### What the exercise asks
Go through the entries one line at a time, and gather every line that has the word "icon".

### Available data
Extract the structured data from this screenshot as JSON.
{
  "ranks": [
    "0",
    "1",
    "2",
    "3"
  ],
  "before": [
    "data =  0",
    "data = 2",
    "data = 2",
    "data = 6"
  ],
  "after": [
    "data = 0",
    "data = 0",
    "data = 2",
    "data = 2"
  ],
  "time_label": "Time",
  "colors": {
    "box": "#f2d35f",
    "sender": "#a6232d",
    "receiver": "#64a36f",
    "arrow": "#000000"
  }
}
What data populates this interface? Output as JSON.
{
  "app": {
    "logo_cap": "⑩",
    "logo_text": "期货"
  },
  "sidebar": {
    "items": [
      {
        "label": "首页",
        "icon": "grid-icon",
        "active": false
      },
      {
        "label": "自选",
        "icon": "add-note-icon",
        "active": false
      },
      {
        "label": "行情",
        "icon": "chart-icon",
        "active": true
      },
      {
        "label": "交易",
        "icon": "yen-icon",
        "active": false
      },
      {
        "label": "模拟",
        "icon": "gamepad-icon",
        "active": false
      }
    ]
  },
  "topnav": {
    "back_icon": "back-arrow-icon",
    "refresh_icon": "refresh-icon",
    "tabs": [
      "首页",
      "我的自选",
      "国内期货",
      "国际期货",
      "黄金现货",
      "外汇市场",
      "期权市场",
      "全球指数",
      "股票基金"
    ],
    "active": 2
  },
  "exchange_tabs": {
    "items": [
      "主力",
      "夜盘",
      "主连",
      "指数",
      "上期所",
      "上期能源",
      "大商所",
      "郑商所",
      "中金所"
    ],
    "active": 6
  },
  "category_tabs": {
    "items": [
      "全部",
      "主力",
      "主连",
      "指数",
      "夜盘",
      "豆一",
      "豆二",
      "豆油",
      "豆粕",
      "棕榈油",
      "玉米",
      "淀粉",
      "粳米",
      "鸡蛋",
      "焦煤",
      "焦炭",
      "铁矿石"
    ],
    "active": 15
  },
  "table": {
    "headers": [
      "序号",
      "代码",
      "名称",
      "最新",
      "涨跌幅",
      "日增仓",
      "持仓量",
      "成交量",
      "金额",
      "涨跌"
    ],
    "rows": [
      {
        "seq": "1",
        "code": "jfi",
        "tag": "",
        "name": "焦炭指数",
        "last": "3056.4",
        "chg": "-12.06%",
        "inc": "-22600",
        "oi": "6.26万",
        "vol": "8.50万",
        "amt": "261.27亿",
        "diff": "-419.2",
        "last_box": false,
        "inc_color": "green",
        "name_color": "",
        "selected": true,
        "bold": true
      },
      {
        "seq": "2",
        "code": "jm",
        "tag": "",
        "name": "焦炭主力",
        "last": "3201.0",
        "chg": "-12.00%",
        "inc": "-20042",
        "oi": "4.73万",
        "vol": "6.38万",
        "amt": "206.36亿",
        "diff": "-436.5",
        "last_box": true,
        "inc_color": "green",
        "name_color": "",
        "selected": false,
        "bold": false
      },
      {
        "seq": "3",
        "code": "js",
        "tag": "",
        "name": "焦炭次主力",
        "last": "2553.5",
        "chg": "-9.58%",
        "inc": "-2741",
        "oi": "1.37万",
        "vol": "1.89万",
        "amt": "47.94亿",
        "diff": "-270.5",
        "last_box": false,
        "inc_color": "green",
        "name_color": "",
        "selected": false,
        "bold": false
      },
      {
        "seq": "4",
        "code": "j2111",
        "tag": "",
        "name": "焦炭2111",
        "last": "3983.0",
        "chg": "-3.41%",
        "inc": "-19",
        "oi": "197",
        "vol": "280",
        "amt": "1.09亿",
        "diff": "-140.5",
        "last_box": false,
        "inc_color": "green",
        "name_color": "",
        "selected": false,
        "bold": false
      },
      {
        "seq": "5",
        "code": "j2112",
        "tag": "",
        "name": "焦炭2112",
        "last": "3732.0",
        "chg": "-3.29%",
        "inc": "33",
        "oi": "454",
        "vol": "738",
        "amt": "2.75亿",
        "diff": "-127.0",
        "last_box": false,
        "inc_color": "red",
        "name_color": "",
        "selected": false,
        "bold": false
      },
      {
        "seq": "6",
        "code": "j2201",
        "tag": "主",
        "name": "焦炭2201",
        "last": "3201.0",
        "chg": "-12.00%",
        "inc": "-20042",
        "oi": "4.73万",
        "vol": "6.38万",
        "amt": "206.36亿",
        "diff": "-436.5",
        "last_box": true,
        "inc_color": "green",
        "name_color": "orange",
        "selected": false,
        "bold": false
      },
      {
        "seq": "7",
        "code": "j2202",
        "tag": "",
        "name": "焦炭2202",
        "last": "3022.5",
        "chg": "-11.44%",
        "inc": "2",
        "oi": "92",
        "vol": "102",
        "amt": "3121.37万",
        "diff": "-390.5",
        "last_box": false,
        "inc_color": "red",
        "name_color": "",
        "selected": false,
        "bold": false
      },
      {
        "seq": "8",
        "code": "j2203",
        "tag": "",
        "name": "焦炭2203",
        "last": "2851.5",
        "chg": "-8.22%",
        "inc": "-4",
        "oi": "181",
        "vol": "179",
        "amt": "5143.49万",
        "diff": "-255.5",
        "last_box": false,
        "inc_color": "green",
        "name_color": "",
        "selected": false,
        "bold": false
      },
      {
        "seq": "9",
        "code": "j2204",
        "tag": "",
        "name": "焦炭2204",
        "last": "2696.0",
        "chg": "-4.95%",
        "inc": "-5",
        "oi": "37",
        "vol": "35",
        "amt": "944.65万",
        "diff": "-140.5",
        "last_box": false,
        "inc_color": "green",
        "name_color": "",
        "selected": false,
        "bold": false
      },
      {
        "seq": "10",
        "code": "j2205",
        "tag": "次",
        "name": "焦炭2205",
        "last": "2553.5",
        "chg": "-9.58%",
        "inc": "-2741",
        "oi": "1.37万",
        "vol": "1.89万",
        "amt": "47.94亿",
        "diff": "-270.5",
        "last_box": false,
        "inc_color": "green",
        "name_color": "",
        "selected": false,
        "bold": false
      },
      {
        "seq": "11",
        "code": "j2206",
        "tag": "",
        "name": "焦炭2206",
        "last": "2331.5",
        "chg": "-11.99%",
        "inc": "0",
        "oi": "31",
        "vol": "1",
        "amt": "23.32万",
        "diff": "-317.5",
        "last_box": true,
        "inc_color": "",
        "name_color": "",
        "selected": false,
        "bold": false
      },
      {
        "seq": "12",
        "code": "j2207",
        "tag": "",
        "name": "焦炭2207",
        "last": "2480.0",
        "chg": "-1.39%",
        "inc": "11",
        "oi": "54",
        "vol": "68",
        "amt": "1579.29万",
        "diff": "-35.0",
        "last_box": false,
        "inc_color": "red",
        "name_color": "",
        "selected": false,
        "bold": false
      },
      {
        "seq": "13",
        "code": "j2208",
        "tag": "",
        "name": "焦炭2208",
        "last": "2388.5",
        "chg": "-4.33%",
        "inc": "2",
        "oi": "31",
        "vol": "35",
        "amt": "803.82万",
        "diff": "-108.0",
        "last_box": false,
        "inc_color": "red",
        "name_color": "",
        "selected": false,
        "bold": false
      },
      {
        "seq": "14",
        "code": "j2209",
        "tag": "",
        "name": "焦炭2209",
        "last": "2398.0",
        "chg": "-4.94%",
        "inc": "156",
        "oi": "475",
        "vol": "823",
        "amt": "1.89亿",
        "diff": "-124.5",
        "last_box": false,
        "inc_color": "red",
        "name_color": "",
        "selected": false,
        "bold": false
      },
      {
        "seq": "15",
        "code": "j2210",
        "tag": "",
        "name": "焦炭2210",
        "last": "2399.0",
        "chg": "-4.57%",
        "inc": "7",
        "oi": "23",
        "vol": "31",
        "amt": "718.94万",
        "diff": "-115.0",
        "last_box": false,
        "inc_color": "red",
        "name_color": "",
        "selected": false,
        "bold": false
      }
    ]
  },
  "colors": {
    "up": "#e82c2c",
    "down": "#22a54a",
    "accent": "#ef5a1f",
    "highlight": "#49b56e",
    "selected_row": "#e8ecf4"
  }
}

### The completed task
        "icon": "grid-icon",
        "icon": "add-note-icon",
        "icon": "chart-icon",
        "icon": "yen-icon",
        "icon": "gamepad-icon",
    "back_icon": "back-arrow-icon",
    "refresh_icon": "refresh-icon",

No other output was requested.